### BRIEF
Repeat every record below exactly, omitting any pictures.

[Records from a data collection]
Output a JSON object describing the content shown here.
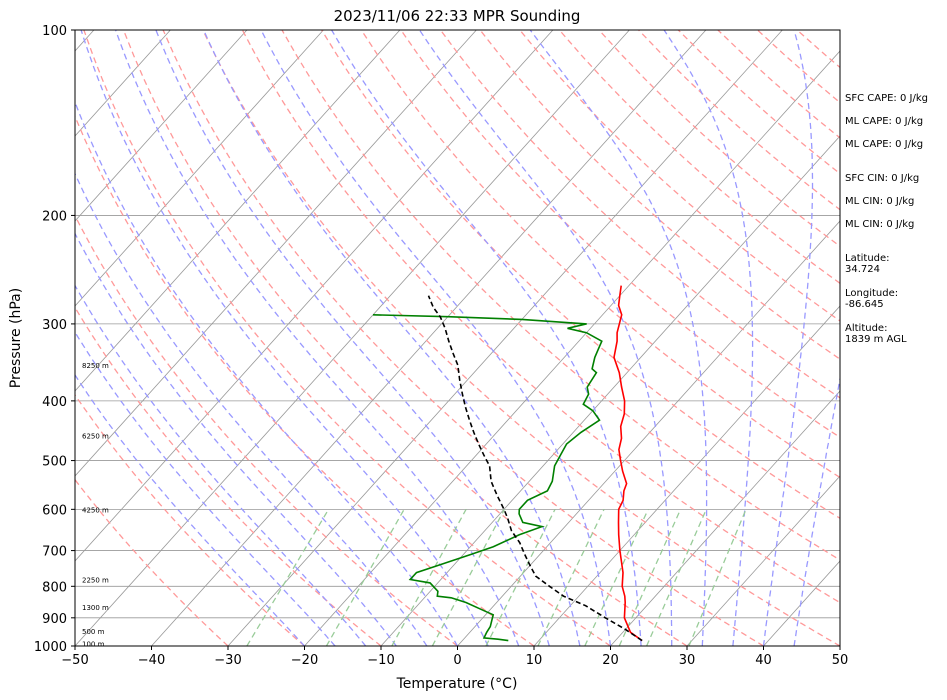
{
  "chart_data": {
    "type": "line",
    "title": "2023/11/06 22:33 MPR Sounding",
    "xlabel": "Temperature (°C)",
    "ylabel": "Pressure (hPa)",
    "xlim": [
      -50,
      50
    ],
    "ylim": [
      1000,
      100
    ],
    "log_y": true,
    "grid": true,
    "x_ticks": [
      "−50",
      "−40",
      "−30",
      "−20",
      "−10",
      "0",
      "10",
      "20",
      "30",
      "40",
      "50"
    ],
    "y_ticks": [
      "1000",
      "900",
      "800",
      "700",
      "600",
      "500",
      "400",
      "300",
      "200",
      "100"
    ],
    "height_labels": [
      "8250 m",
      "6250 m",
      "4250 m",
      "2250 m",
      "1300 m",
      "500 m",
      "100 m"
    ],
    "series": [
      {
        "color": "#ff0000",
        "points": [
          [
            23.5,
            980
          ],
          [
            21,
            950
          ],
          [
            18.5,
            900
          ],
          [
            16.8,
            850
          ],
          [
            16,
            830
          ],
          [
            14.5,
            800
          ],
          [
            13,
            760
          ],
          [
            10,
            700
          ],
          [
            8,
            660
          ],
          [
            6.5,
            630
          ],
          [
            5,
            600
          ],
          [
            4.5,
            580
          ],
          [
            3.5,
            560
          ],
          [
            3,
            545
          ],
          [
            1,
            520
          ],
          [
            -0.5,
            500
          ],
          [
            -2,
            480
          ],
          [
            -3,
            460
          ],
          [
            -4.5,
            440
          ],
          [
            -5.5,
            420
          ],
          [
            -7,
            400
          ],
          [
            -9,
            380
          ],
          [
            -11,
            360
          ],
          [
            -13.5,
            340
          ],
          [
            -15,
            320
          ],
          [
            -16,
            310
          ],
          [
            -17.5,
            290
          ],
          [
            -19,
            280
          ],
          [
            -20,
            270
          ],
          [
            -21,
            260
          ]
        ]
      },
      {
        "color": "#008000",
        "points": [
          [
            6,
            980
          ],
          [
            4.5,
            975
          ],
          [
            2.5,
            970
          ],
          [
            2.2,
            950
          ],
          [
            2,
            930
          ],
          [
            1.5,
            910
          ],
          [
            1,
            890
          ],
          [
            -1.5,
            870
          ],
          [
            -4,
            850
          ],
          [
            -6.5,
            835
          ],
          [
            -8.5,
            830
          ],
          [
            -9,
            815
          ],
          [
            -11,
            790
          ],
          [
            -14,
            780
          ],
          [
            -14,
            760
          ],
          [
            -12,
            740
          ],
          [
            -9,
            710
          ],
          [
            -7,
            690
          ],
          [
            -5,
            660
          ],
          [
            -3,
            640
          ],
          [
            -6,
            630
          ],
          [
            -7.5,
            610
          ],
          [
            -8,
            600
          ],
          [
            -8,
            580
          ],
          [
            -6.5,
            560
          ],
          [
            -7,
            540
          ],
          [
            -8.5,
            510
          ],
          [
            -9,
            490
          ],
          [
            -9.5,
            470
          ],
          [
            -9,
            450
          ],
          [
            -8,
            430
          ],
          [
            -10,
            415
          ],
          [
            -12,
            405
          ],
          [
            -12.5,
            390
          ],
          [
            -13.5,
            380
          ],
          [
            -14,
            360
          ],
          [
            -15,
            355
          ],
          [
            -16,
            340
          ],
          [
            -16.5,
            330
          ],
          [
            -17,
            320
          ],
          [
            -20,
            310
          ],
          [
            -23,
            305
          ],
          [
            -21,
            300
          ],
          [
            -30,
            295
          ],
          [
            -40,
            292
          ],
          [
            -50,
            290
          ]
        ]
      },
      {
        "color": "#000000",
        "points": [
          [
            23.5,
            980
          ],
          [
            20,
            940
          ],
          [
            16,
            900
          ],
          [
            12,
            860
          ],
          [
            8,
            830
          ],
          [
            5,
            800
          ],
          [
            2,
            770
          ],
          [
            0,
            740
          ],
          [
            -2,
            710
          ],
          [
            -4,
            680
          ],
          [
            -6.5,
            650
          ],
          [
            -8.5,
            620
          ],
          [
            -10,
            600
          ],
          [
            -12.5,
            570
          ],
          [
            -15,
            540
          ],
          [
            -17,
            510
          ],
          [
            -19,
            490
          ],
          [
            -21,
            470
          ],
          [
            -23,
            450
          ],
          [
            -25,
            430
          ],
          [
            -27,
            410
          ],
          [
            -29,
            390
          ],
          [
            -31,
            370
          ],
          [
            -33,
            350
          ],
          [
            -35,
            335
          ],
          [
            -37,
            320
          ],
          [
            -39,
            305
          ],
          [
            -41,
            292
          ],
          [
            -43,
            282
          ],
          [
            -45,
            270
          ]
        ]
      }
    ]
  },
  "indices": {
    "sfc_cape": "SFC CAPE: 0 J/kg",
    "ml_cape_1": "ML CAPE: 0 J/kg",
    "ml_cape_2": "ML CAPE: 0 J/kg",
    "sfc_cin": "SFC CIN: 0 J/kg",
    "ml_cin_1": "ML CIN: 0 J/kg",
    "ml_cin_2": "ML CIN: 0 J/kg",
    "latitude_label": "Latitude:",
    "latitude_value": "34.724",
    "longitude_label": "Longitude:",
    "longitude_value": "-86.645",
    "altitude_label": "Altitude:",
    "altitude_value": "1839 m AGL"
  },
  "colors": {
    "temperature": "#ff0000",
    "dewpoint": "#008000",
    "parcel": "#000000",
    "dry_adiabat": "#ff9999",
    "moist_adiabat": "#9999ff",
    "mixing_ratio": "#99cc99",
    "isotherm": "#999999"
  }
}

### ANSWER TO THIS EXERCISE
Output a JSON object describing the content shown here.
{
  "chart_data": {
    "type": "line",
    "title": "2023/11/06 22:33 MPR Sounding",
    "xlabel": "Temperature (°C)",
    "ylabel": "Pressure (hPa)",
    "xlim": [
      -50,
      50
    ],
    "ylim": [
      1000,
      100
    ],
    "log_y": true,
    "grid": true,
    "x_ticks": [
      "−50",
      "−40",
      "−30",
      "−20",
      "−10",
      "0",
      "10",
      "20",
      "30",
      "40",
      "50"
    ],
    "y_ticks": [
      "1000",
      "900",
      "800",
      "700",
      "600",
      "500",
      "400",
      "300",
      "200",
      "100"
    ],
    "height_labels": [
      "8250 m",
      "6250 m",
      "4250 m",
      "2250 m",
      "1300 m",
      "500 m",
      "100 m"
    ],
    "series": [
      {
        "color": "#ff0000",
        "points": [
          [
            23.5,
            980
          ],
          [
            21,
            950
          ],
          [
            18.5,
            900
          ],
          [
            16.8,
            850
          ],
          [
            16,
            830
          ],
          [
            14.5,
            800
          ],
          [
            13,
            760
          ],
          [
            10,
            700
          ],
          [
            8,
            660
          ],
          [
            6.5,
            630
          ],
          [
            5,
            600
          ],
          [
            4.5,
            580
          ],
          [
            3.5,
            560
          ],
          [
            3,
            545
          ],
          [
            1,
            520
          ],
          [
            -0.5,
            500
          ],
          [
            -2,
            480
          ],
          [
            -3,
            460
          ],
          [
            -4.5,
            440
          ],
          [
            -5.5,
            420
          ],
          [
            -7,
            400
          ],
          [
            -9,
            380
          ],
          [
            -11,
            360
          ],
          [
            -13.5,
            340
          ],
          [
            -15,
            320
          ],
          [
            -16,
            310
          ],
          [
            -17.5,
            290
          ],
          [
            -19,
            280
          ],
          [
            -20,
            270
          ],
          [
            -21,
            260
          ]
        ]
      },
      {
        "color": "#008000",
        "points": [
          [
            6,
            980
          ],
          [
            4.5,
            975
          ],
          [
            2.5,
            970
          ],
          [
            2.2,
            950
          ],
          [
            2,
            930
          ],
          [
            1.5,
            910
          ],
          [
            1,
            890
          ],
          [
            -1.5,
            870
          ],
          [
            -4,
            850
          ],
          [
            -6.5,
            835
          ],
          [
            -8.5,
            830
          ],
          [
            -9,
            815
          ],
          [
            -11,
            790
          ],
          [
            -14,
            780
          ],
          [
            -14,
            760
          ],
          [
            -12,
            740
          ],
          [
            -9,
            710
          ],
          [
            -7,
            690
          ],
          [
            -5,
            660
          ],
          [
            -3,
            640
          ],
          [
            -6,
            630
          ],
          [
            -7.5,
            610
          ],
          [
            -8,
            600
          ],
          [
            -8,
            580
          ],
          [
            -6.5,
            560
          ],
          [
            -7,
            540
          ],
          [
            -8.5,
            510
          ],
          [
            -9,
            490
          ],
          [
            -9.5,
            470
          ],
          [
            -9,
            450
          ],
          [
            -8,
            430
          ],
          [
            -10,
            415
          ],
          [
            -12,
            405
          ],
          [
            -12.5,
            390
          ],
          [
            -13.5,
            380
          ],
          [
            -14,
            360
          ],
          [
            -15,
            355
          ],
          [
            -16,
            340
          ],
          [
            -16.5,
            330
          ],
          [
            -17,
            320
          ],
          [
            -20,
            310
          ],
          [
            -23,
            305
          ],
          [
            -21,
            300
          ],
          [
            -30,
            295
          ],
          [
            -40,
            292
          ],
          [
            -50,
            290
          ]
        ]
      },
      {
        "color": "#000000",
        "points": [
          [
            23.5,
            980
          ],
          [
            20,
            940
          ],
          [
            16,
            900
          ],
          [
            12,
            860
          ],
          [
            8,
            830
          ],
          [
            5,
            800
          ],
          [
            2,
            770
          ],
          [
            0,
            740
          ],
          [
            -2,
            710
          ],
          [
            -4,
            680
          ],
          [
            -6.5,
            650
          ],
          [
            -8.5,
            620
          ],
          [
            -10,
            600
          ],
          [
            -12.5,
            570
          ],
          [
            -15,
            540
          ],
          [
            -17,
            510
          ],
          [
            -19,
            490
          ],
          [
            -21,
            470
          ],
          [
            -23,
            450
          ],
          [
            -25,
            430
          ],
          [
            -27,
            410
          ],
          [
            -29,
            390
          ],
          [
            -31,
            370
          ],
          [
            -33,
            350
          ],
          [
            -35,
            335
          ],
          [
            -37,
            320
          ],
          [
            -39,
            305
          ],
          [
            -41,
            292
          ],
          [
            -43,
            282
          ],
          [
            -45,
            270
          ]
        ]
      }
    ]
  },
  "indices": {
    "sfc_cape": "SFC CAPE: 0 J/kg",
    "ml_cape_1": "ML CAPE: 0 J/kg",
    "ml_cape_2": "ML CAPE: 0 J/kg",
    "sfc_cin": "SFC CIN: 0 J/kg",
    "ml_cin_1": "ML CIN: 0 J/kg",
    "ml_cin_2": "ML CIN: 0 J/kg",
    "latitude_label": "Latitude:",
    "latitude_value": "34.724",
    "longitude_label": "Longitude:",
    "longitude_value": "-86.645",
    "altitude_label": "Altitude:",
    "altitude_value": "1839 m AGL"
  },
  "colors": {
    "temperature": "#ff0000",
    "dewpoint": "#008000",
    "parcel": "#000000",
    "dry_adiabat": "#ff9999",
    "moist_adiabat": "#9999ff",
    "mixing_ratio": "#99cc99",
    "isotherm": "#999999"
  }
}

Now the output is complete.